Where the word "Está" occurs in a line, return that line.

-- start of Records supplied --

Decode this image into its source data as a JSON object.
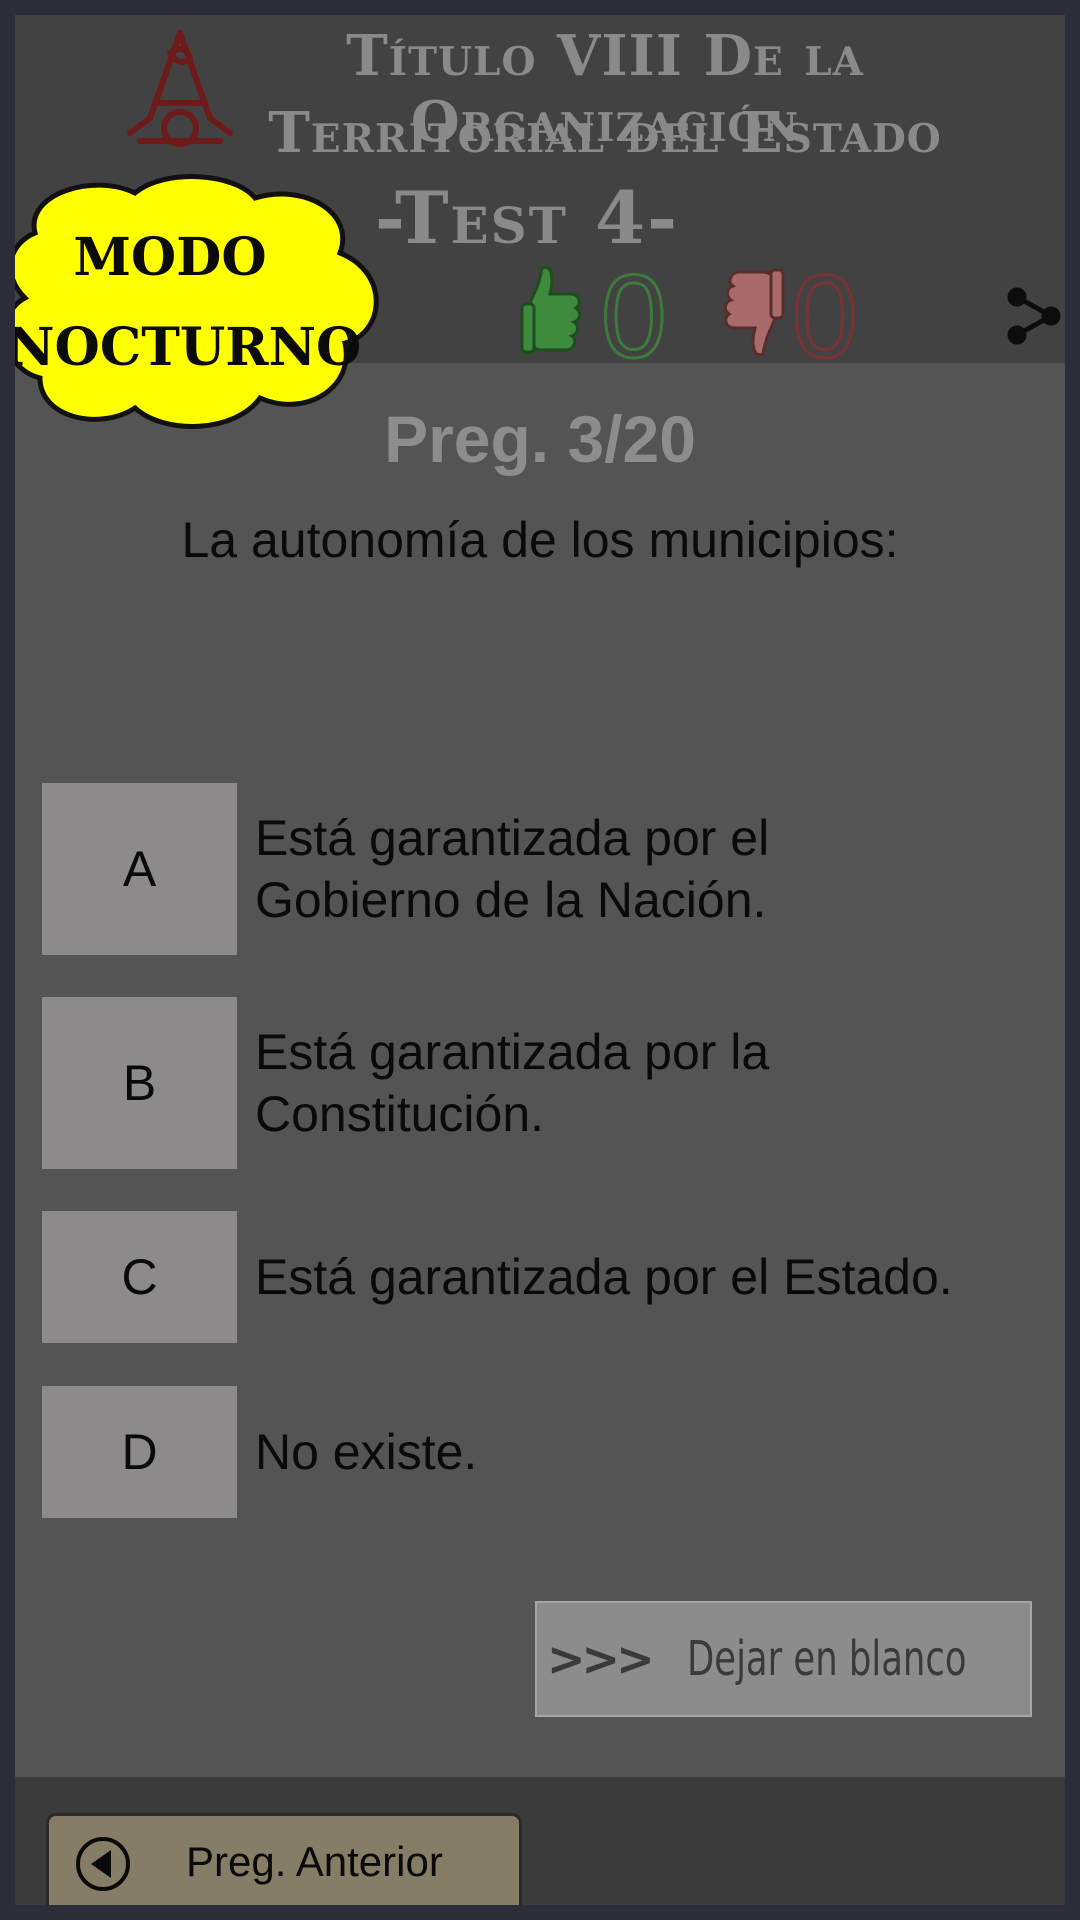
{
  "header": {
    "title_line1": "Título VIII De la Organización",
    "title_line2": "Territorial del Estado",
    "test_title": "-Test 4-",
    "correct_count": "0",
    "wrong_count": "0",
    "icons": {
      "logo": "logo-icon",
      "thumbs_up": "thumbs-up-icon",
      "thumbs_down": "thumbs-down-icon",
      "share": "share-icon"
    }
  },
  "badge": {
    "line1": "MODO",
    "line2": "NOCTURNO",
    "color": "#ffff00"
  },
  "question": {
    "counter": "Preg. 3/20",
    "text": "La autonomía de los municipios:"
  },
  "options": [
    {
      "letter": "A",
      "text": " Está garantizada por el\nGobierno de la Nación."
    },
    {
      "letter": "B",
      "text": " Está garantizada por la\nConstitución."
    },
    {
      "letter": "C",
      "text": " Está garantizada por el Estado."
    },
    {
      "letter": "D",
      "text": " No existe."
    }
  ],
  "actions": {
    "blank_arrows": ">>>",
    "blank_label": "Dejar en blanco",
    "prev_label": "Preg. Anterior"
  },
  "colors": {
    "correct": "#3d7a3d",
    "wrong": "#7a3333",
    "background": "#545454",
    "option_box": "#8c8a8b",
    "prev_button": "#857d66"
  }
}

-- end of Records supplied --

- _Output of the exercise_:
      "text": " Está garantizada por el\nGobierno de la Nación."
      "text": " Está garantizada por la\nConstitución."
      "text": " Está garantizada por el Estado."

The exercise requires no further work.